(Entries with figure data)
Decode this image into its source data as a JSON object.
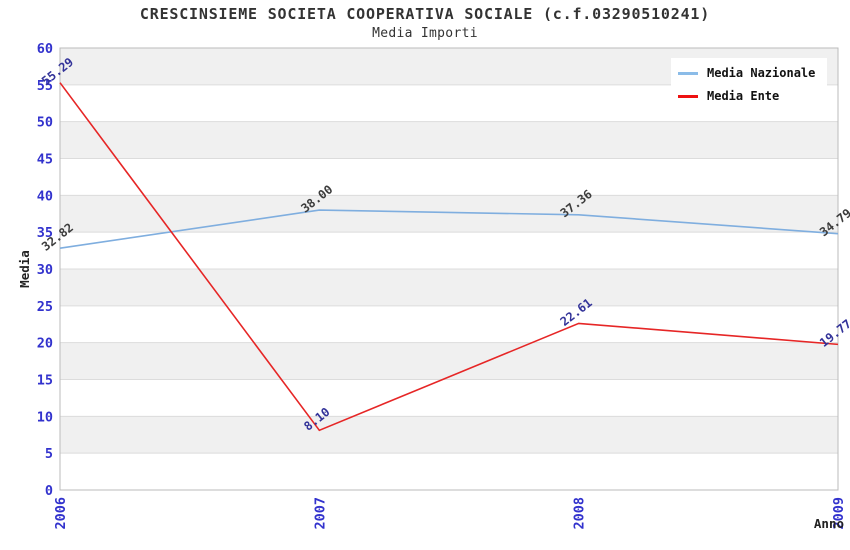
{
  "header": {
    "title": "CRESCINSIEME SOCIETA COOPERATIVA SOCIALE (c.f.03290510241)",
    "subtitle": "Media Importi"
  },
  "legend": {
    "items": [
      {
        "label": "Media Nazionale",
        "color": "#8BBCE8"
      },
      {
        "label": "Media Ente",
        "color": "#EE1111"
      }
    ]
  },
  "chart_data": {
    "type": "line",
    "title": "CRESCINSIEME SOCIETA COOPERATIVA SOCIALE (c.f.03290510241)",
    "subtitle": "Media Importi",
    "xlabel": "Anno",
    "ylabel": "Media",
    "categories": [
      "2006",
      "2007",
      "2008",
      "2009"
    ],
    "ylim": [
      0,
      60
    ],
    "ytick_step": 5,
    "grid": true,
    "legend_position": "top-right",
    "series": [
      {
        "name": "Media Nazionale",
        "color": "#7FAEDF",
        "label_color": "#3C3C3C",
        "values": [
          32.82,
          38.0,
          37.36,
          34.79
        ],
        "point_labels": [
          "32.82",
          "38.00",
          "37.36",
          "34.79"
        ]
      },
      {
        "name": "Media Ente",
        "color": "#E62626",
        "label_color": "#333399",
        "values": [
          55.29,
          8.1,
          22.61,
          19.77
        ],
        "point_labels": [
          "55.29",
          "8.10",
          "22.61",
          "19.77"
        ]
      }
    ],
    "styles": {
      "tick_color": "#3232CD",
      "band_colors": [
        "#FFFFFF",
        "#F0F0F0"
      ],
      "grid_color": "#DCDCDC",
      "border_color": "#BBBBBB",
      "axis_title_color": "#222222"
    }
  }
}
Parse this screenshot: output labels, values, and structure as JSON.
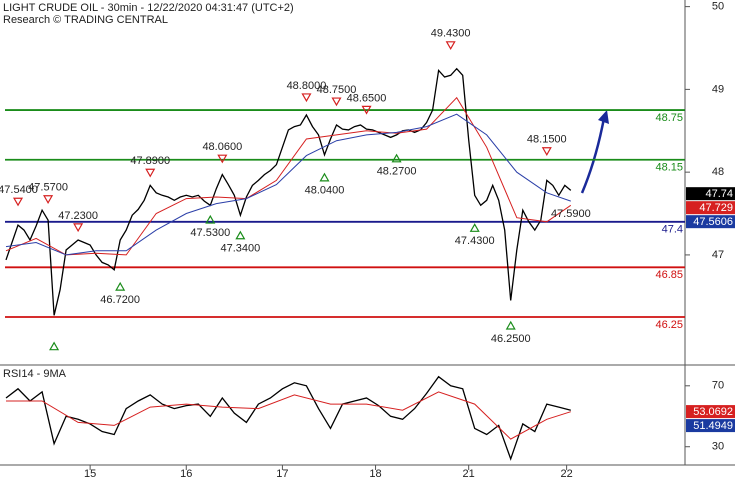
{
  "chart_data": [
    {
      "type": "line",
      "title": "LIGHT CRUDE OIL - 30min - 12/22/2020 04:31:47 (UTC+2)",
      "subtitle": "Research © TRADING CENTRAL",
      "xlim": [
        -1,
        113
      ],
      "ylim": [
        45.67,
        50.08
      ],
      "yticks": [
        47,
        48,
        49,
        50
      ],
      "series": [
        {
          "color": "#000000",
          "x": [
            0,
            1,
            2,
            3,
            4,
            5,
            6,
            7,
            8,
            9,
            10,
            11,
            12,
            13,
            14,
            15,
            16,
            17,
            18,
            19,
            20,
            21,
            22,
            23,
            24,
            25,
            26,
            27,
            28,
            29,
            30,
            31,
            32,
            33,
            34,
            35,
            36,
            37,
            38,
            39,
            40,
            41,
            42,
            43,
            44,
            45,
            46,
            47,
            48,
            49,
            50,
            51,
            52,
            53,
            54,
            55,
            56,
            57,
            58,
            59,
            60,
            61,
            62,
            63,
            64,
            65,
            66,
            67,
            68,
            69,
            70,
            71,
            72,
            73,
            74,
            75,
            76,
            77,
            78,
            79,
            80,
            81,
            82,
            83,
            84,
            85,
            86,
            87,
            88,
            89,
            90,
            91,
            92,
            93,
            94
          ],
          "values": [
            46.94,
            47.15,
            47.36,
            47.3,
            47.18,
            47.35,
            47.54,
            47.42,
            46.27,
            46.58,
            47.06,
            47.12,
            47.18,
            47.15,
            47.12,
            47.0,
            46.91,
            46.88,
            46.82,
            47.18,
            47.3,
            47.48,
            47.55,
            47.66,
            47.84,
            47.75,
            47.72,
            47.7,
            47.66,
            47.7,
            47.72,
            47.7,
            47.72,
            47.65,
            47.6,
            47.8,
            47.97,
            47.85,
            47.72,
            47.48,
            47.7,
            47.84,
            47.9,
            47.97,
            48.02,
            48.09,
            48.3,
            48.51,
            48.55,
            48.57,
            48.69,
            48.55,
            48.45,
            48.21,
            48.4,
            48.57,
            48.52,
            48.51,
            48.55,
            48.57,
            48.52,
            48.51,
            48.48,
            48.45,
            48.42,
            48.45,
            48.5,
            48.51,
            48.48,
            48.51,
            48.6,
            48.75,
            49.23,
            49.15,
            49.17,
            49.25,
            49.17,
            48.39,
            47.72,
            47.6,
            47.66,
            47.84,
            47.66,
            47.3,
            46.45,
            47.06,
            47.54,
            47.4,
            47.3,
            47.42,
            47.9,
            47.84,
            47.72,
            47.84,
            47.78
          ]
        },
        {
          "color": "#d62020",
          "x": [
            0,
            5,
            10,
            15,
            20,
            25,
            30,
            35,
            40,
            45,
            50,
            55,
            60,
            65,
            70,
            75,
            80,
            85,
            90,
            94
          ],
          "values": [
            47.05,
            47.2,
            47.0,
            47.02,
            47.0,
            47.5,
            47.68,
            47.7,
            47.68,
            47.9,
            48.4,
            48.45,
            48.5,
            48.47,
            48.52,
            48.9,
            48.3,
            47.45,
            47.4,
            47.6
          ]
        },
        {
          "color": "#2b3fa8",
          "x": [
            0,
            5,
            10,
            15,
            20,
            25,
            30,
            35,
            40,
            45,
            50,
            55,
            60,
            65,
            70,
            75,
            80,
            85,
            90,
            94
          ],
          "values": [
            47.1,
            47.15,
            47.0,
            47.05,
            47.05,
            47.3,
            47.5,
            47.62,
            47.68,
            47.85,
            48.2,
            48.38,
            48.45,
            48.48,
            48.55,
            48.7,
            48.45,
            48.0,
            47.75,
            47.65
          ]
        }
      ],
      "levels": [
        {
          "value": 48.75,
          "color": "#1a8c1a"
        },
        {
          "value": 48.15,
          "color": "#1a8c1a"
        },
        {
          "value": 47.4,
          "color": "#1a1a8c"
        },
        {
          "value": 46.85,
          "color": "#d01010"
        },
        {
          "value": 46.25,
          "color": "#d01010"
        }
      ],
      "annotations": [
        {
          "value": 47.54,
          "label": "47.5400",
          "x": 2,
          "dir": "down"
        },
        {
          "value": 47.57,
          "label": "47.5700",
          "x": 7,
          "dir": "down"
        },
        {
          "value": 47.23,
          "label": "47.2300",
          "x": 12,
          "dir": "down"
        },
        {
          "value": 46.0,
          "x": 8,
          "dir": "up"
        },
        {
          "value": 46.72,
          "label": "46.7200",
          "x": 19,
          "dir": "up"
        },
        {
          "value": 47.89,
          "label": "47.8900",
          "x": 24,
          "dir": "down"
        },
        {
          "value": 47.53,
          "label": "47.5300",
          "x": 34,
          "dir": "up"
        },
        {
          "value": 48.06,
          "label": "48.0600",
          "x": 36,
          "dir": "down"
        },
        {
          "value": 47.34,
          "label": "47.3400",
          "x": 39,
          "dir": "up"
        },
        {
          "value": 48.8,
          "label": "48.8000",
          "x": 50,
          "dir": "down"
        },
        {
          "value": 48.04,
          "label": "48.0400",
          "x": 53,
          "dir": "up"
        },
        {
          "value": 48.75,
          "label": "48.7500",
          "x": 55,
          "dir": "down"
        },
        {
          "value": 48.65,
          "label": "48.6500",
          "x": 60,
          "dir": "down"
        },
        {
          "value": 48.27,
          "label": "48.2700",
          "x": 65,
          "dir": "up"
        },
        {
          "value": 49.43,
          "label": "49.4300",
          "x": 74,
          "dir": "down"
        },
        {
          "value": 47.43,
          "label": "47.4300",
          "x": 78,
          "dir": "up"
        },
        {
          "value": 46.25,
          "label": "46.2500",
          "x": 84,
          "dir": "up"
        },
        {
          "value": 48.15,
          "label": "48.1500",
          "x": 90,
          "dir": "down"
        },
        {
          "value": 47.59,
          "label": "47.5900",
          "x": 94
        }
      ],
      "price_tags": [
        {
          "value": 47.74,
          "label": "47.74",
          "color": "#000000"
        },
        {
          "value": 47.729,
          "label": "47.729",
          "color": "#d62020"
        },
        {
          "value": 47.5606,
          "label": "47.5606",
          "color": "#1a3aa0"
        }
      ]
    },
    {
      "type": "line",
      "title": "RSI14 - 9MA",
      "xlim": [
        -1,
        113
      ],
      "ylim": [
        18,
        83
      ],
      "yticks": [
        30,
        70
      ],
      "xticks": [
        {
          "value": 14,
          "label": "15"
        },
        {
          "value": 30,
          "label": "16"
        },
        {
          "value": 46,
          "label": "17"
        },
        {
          "value": 61.5,
          "label": "18"
        },
        {
          "value": 77,
          "label": "21"
        },
        {
          "value": 93.3,
          "label": "22"
        }
      ],
      "series": [
        {
          "color": "#000000",
          "x": [
            0,
            2,
            4,
            6,
            8,
            10,
            12,
            14,
            16,
            18,
            20,
            22,
            24,
            26,
            28,
            30,
            32,
            34,
            36,
            38,
            40,
            42,
            44,
            46,
            48,
            50,
            52,
            54,
            56,
            58,
            60,
            62,
            64,
            66,
            68,
            70,
            72,
            74,
            76,
            78,
            80,
            82,
            84,
            86,
            88,
            90,
            92,
            94
          ],
          "values": [
            62,
            68,
            60,
            66,
            32,
            50,
            48,
            45,
            40,
            38,
            55,
            60,
            64,
            58,
            55,
            57,
            58,
            50,
            62,
            52,
            46,
            58,
            62,
            68,
            72,
            70,
            55,
            42,
            58,
            60,
            62,
            57,
            50,
            48,
            55,
            65,
            76,
            70,
            68,
            42,
            38,
            44,
            22,
            45,
            40,
            58,
            56,
            54
          ]
        },
        {
          "color": "#d62020",
          "x": [
            0,
            6,
            12,
            18,
            24,
            30,
            36,
            42,
            48,
            54,
            60,
            66,
            72,
            78,
            84,
            90,
            94
          ],
          "values": [
            60,
            60,
            46,
            44,
            56,
            58,
            56,
            55,
            64,
            58,
            58,
            54,
            66,
            58,
            35,
            48,
            53
          ]
        }
      ],
      "price_tags": [
        {
          "value": 53.0692,
          "label": "53.0692",
          "color": "#d62020"
        },
        {
          "value": 51.4949,
          "label": "51.4949",
          "color": "#1a3aa0"
        }
      ]
    }
  ]
}
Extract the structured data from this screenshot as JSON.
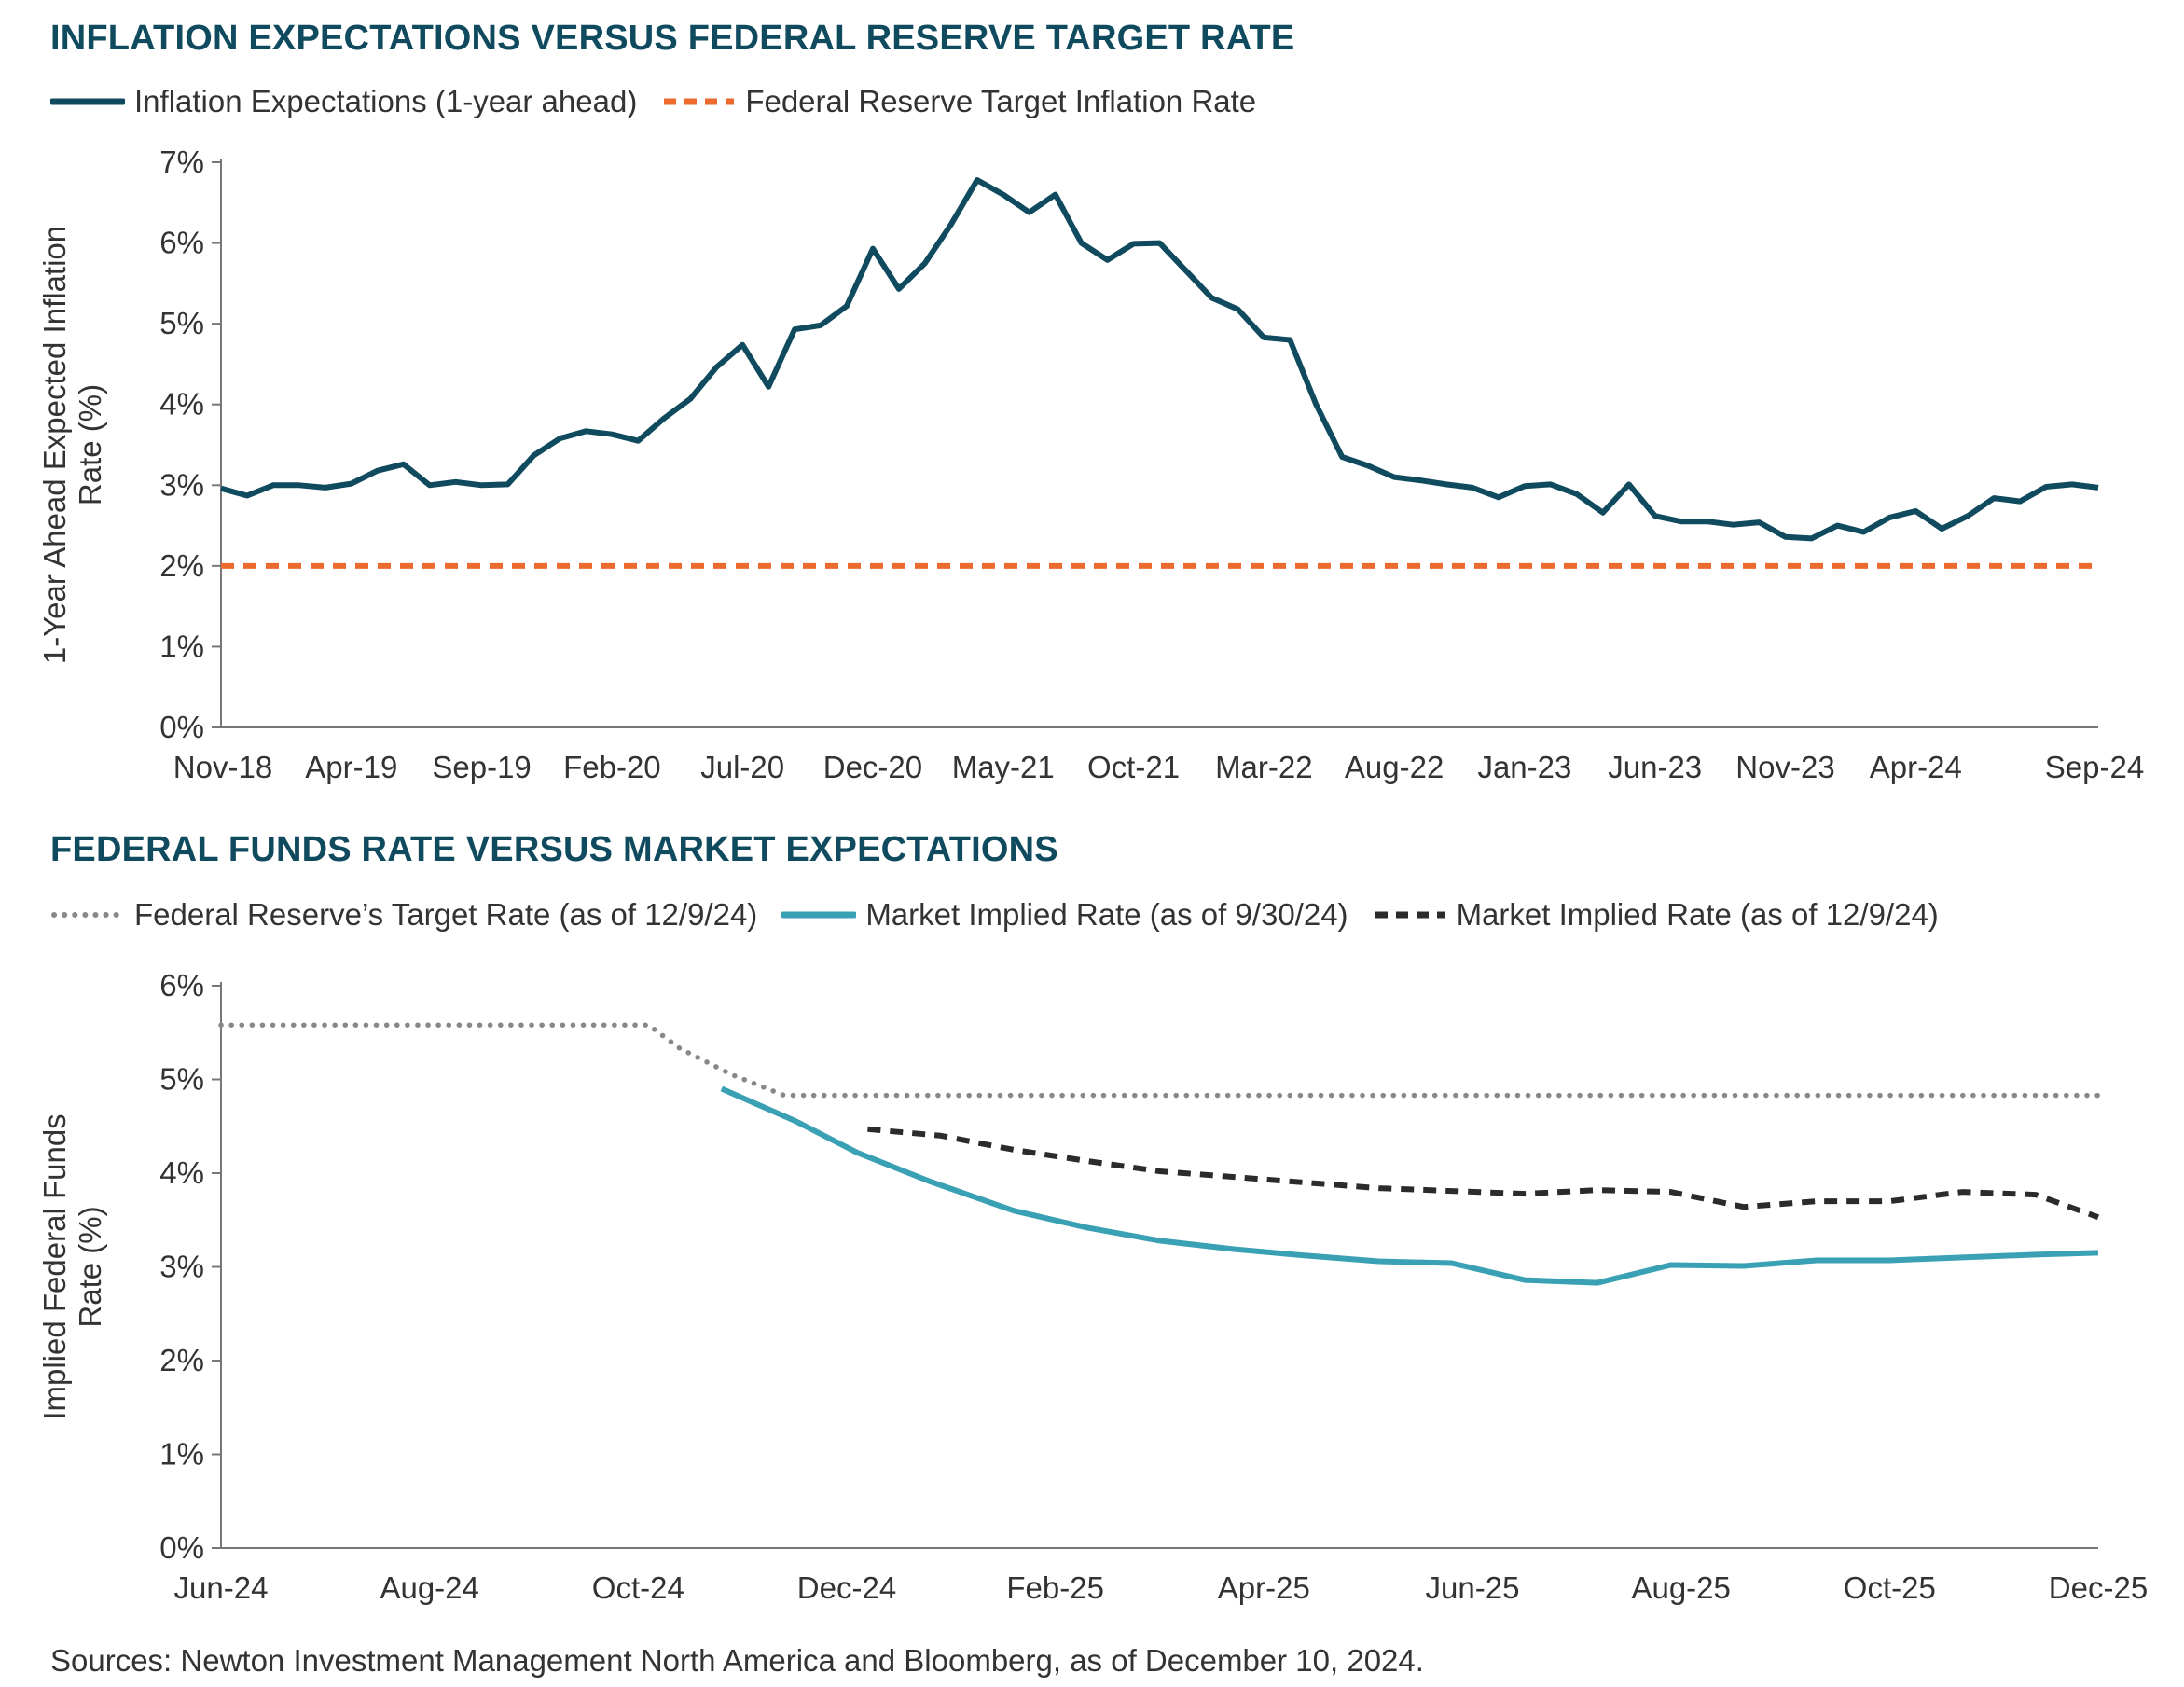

Task prompt -
Return each line among the entries that holds the word "screenshot".

Exercise output -
Parse this screenshot: output labels, values, and structure as JSON.
Extract the structured data from this screenshot as JSON.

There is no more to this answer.